§ What you have to do
In the records that follow, show each line where the word "uchun" is present.

Saved entries
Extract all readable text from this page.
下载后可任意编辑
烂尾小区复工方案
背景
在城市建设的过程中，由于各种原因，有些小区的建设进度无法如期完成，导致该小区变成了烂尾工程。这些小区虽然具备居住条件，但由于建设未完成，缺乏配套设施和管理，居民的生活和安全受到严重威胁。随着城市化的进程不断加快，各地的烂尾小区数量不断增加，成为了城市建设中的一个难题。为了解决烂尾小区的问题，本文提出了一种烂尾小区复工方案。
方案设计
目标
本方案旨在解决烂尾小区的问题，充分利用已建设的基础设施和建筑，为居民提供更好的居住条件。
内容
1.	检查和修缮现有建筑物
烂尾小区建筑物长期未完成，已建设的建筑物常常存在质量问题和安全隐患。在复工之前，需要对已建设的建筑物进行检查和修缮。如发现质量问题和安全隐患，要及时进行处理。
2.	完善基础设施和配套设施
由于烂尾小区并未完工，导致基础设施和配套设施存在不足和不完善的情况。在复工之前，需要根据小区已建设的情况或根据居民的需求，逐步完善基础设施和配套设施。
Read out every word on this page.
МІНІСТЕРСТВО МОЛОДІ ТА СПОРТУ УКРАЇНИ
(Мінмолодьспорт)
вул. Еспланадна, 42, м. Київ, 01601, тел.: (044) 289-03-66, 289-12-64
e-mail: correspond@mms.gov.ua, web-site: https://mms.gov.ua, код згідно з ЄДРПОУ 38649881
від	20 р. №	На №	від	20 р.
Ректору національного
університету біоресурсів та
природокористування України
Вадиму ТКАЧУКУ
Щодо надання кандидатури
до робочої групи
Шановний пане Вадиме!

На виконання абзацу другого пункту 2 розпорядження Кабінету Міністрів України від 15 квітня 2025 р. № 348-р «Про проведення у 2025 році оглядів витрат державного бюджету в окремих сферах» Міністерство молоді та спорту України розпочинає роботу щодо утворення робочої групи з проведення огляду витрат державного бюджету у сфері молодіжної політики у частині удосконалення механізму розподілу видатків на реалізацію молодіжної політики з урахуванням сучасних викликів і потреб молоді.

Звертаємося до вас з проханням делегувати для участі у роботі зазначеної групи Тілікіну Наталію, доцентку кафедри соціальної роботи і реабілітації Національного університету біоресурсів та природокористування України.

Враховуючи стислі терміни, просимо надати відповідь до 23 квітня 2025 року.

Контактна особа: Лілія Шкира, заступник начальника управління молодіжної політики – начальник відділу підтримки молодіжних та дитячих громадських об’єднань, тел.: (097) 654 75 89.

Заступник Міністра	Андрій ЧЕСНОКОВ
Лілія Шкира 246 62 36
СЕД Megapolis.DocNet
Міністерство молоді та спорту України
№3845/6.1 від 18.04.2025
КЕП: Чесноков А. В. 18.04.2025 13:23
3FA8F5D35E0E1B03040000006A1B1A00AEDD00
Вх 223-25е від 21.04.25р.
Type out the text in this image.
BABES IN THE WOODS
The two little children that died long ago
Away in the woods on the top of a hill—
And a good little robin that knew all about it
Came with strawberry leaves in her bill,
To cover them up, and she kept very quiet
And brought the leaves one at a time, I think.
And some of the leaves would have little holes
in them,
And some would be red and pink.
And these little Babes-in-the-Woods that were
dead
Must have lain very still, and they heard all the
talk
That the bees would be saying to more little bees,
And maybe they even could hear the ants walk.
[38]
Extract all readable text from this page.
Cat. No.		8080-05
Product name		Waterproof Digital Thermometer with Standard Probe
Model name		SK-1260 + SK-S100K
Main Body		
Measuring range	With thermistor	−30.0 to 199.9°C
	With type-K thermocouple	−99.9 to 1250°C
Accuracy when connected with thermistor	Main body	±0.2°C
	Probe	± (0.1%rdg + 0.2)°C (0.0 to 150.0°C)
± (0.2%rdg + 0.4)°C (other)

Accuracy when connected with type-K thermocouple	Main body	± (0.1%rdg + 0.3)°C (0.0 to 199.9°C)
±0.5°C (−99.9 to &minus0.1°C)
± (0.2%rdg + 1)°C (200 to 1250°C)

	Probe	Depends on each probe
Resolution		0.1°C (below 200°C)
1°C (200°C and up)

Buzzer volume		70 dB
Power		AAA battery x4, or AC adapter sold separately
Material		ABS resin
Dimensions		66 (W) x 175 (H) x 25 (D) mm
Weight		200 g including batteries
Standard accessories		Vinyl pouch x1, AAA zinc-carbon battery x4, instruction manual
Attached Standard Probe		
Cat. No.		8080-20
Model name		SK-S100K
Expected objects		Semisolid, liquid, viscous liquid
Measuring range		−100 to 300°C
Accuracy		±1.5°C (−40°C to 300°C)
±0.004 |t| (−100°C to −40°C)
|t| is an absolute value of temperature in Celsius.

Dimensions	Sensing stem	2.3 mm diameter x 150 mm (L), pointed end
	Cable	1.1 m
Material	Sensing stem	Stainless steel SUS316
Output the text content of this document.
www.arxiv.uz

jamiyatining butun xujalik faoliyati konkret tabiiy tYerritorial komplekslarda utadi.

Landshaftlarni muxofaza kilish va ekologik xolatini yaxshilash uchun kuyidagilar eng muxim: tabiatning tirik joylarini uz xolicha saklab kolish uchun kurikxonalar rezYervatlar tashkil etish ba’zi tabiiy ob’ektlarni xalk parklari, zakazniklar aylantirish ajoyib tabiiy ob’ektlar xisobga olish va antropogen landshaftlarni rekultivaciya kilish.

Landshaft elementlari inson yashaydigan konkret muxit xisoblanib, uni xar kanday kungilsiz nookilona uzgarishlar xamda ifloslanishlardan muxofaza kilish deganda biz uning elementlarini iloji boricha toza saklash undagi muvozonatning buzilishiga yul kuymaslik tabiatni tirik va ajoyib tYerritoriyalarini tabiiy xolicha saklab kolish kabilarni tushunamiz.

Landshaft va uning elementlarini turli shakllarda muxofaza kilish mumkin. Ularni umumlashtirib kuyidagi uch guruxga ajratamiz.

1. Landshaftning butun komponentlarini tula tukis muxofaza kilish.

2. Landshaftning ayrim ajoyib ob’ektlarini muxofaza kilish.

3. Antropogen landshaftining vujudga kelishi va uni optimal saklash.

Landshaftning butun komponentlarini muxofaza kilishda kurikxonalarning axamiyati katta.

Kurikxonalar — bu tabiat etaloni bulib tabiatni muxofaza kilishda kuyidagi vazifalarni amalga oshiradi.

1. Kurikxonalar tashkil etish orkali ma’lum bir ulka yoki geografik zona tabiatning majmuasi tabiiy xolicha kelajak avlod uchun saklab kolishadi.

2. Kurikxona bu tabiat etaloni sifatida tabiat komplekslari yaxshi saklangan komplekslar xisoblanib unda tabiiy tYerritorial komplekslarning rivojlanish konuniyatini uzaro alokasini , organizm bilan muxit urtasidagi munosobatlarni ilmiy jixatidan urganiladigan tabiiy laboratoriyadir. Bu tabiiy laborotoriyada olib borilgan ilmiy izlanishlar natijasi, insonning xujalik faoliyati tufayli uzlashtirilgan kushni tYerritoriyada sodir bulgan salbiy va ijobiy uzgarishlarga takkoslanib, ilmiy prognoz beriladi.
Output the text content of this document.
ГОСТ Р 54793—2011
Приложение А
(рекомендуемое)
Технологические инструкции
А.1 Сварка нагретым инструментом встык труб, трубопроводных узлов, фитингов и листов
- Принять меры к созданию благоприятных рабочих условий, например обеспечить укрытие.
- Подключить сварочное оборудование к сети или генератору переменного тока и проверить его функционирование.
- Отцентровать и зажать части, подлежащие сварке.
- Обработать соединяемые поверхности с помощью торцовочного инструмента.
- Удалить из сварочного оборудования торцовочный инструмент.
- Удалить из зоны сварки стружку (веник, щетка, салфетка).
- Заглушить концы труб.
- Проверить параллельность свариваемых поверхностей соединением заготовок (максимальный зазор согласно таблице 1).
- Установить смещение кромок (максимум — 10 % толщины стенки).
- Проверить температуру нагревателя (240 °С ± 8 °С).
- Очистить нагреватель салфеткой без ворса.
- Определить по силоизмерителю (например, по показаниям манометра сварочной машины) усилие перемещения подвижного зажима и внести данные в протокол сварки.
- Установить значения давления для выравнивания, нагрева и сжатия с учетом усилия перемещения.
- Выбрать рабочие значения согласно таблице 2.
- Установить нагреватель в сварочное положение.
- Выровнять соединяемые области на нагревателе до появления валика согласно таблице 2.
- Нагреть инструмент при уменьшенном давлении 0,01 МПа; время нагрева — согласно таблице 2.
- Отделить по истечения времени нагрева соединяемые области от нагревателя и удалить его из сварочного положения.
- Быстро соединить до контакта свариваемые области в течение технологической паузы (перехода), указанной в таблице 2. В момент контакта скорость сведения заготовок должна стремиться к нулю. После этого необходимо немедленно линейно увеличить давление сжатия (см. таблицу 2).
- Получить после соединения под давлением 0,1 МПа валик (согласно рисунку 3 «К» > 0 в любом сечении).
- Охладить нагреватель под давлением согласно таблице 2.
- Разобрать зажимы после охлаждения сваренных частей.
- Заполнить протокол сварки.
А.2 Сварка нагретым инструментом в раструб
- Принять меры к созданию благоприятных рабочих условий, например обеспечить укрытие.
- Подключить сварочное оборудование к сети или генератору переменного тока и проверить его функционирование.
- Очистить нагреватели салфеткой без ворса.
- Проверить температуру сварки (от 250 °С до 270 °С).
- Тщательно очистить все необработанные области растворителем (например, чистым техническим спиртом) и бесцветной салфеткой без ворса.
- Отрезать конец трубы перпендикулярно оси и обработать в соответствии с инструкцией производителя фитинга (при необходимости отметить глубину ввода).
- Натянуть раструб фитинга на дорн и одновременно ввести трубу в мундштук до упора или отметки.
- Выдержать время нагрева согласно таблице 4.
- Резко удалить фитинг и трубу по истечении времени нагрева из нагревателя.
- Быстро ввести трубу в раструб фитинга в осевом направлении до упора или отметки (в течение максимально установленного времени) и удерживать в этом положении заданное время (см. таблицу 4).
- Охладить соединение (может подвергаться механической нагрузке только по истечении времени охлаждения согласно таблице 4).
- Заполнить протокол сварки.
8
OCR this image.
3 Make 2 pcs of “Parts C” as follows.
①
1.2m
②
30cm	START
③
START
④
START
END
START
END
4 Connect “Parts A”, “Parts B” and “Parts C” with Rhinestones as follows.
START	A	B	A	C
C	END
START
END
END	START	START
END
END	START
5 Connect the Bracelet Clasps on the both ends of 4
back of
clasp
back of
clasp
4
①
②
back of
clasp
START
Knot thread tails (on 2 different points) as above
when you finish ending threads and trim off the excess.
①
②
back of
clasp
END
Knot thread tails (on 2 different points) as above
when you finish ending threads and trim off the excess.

§ Answer to the task
Landshaftlarni muxofaza kilish va ekologik xolatini yaxshilash uchun kuyidagilar eng muxim: tabiatning tirik joylarini uz xolicha saklab kolish uchun kurikxonalar rezYervatlar tashkil etish ba’zi tabiiy ob’ektlarni xalk parklari, zakazniklar aylantirish ajoyib tabiiy ob’ektlar xisobga olish va antropogen landshaftlarni rekultivaciya kilish.
1. Kurikxonalar tashkil etish orkali ma’lum bir ulka yoki geografik zona tabiatning majmuasi tabiiy xolicha kelajak avlod uchun saklab kolishadi.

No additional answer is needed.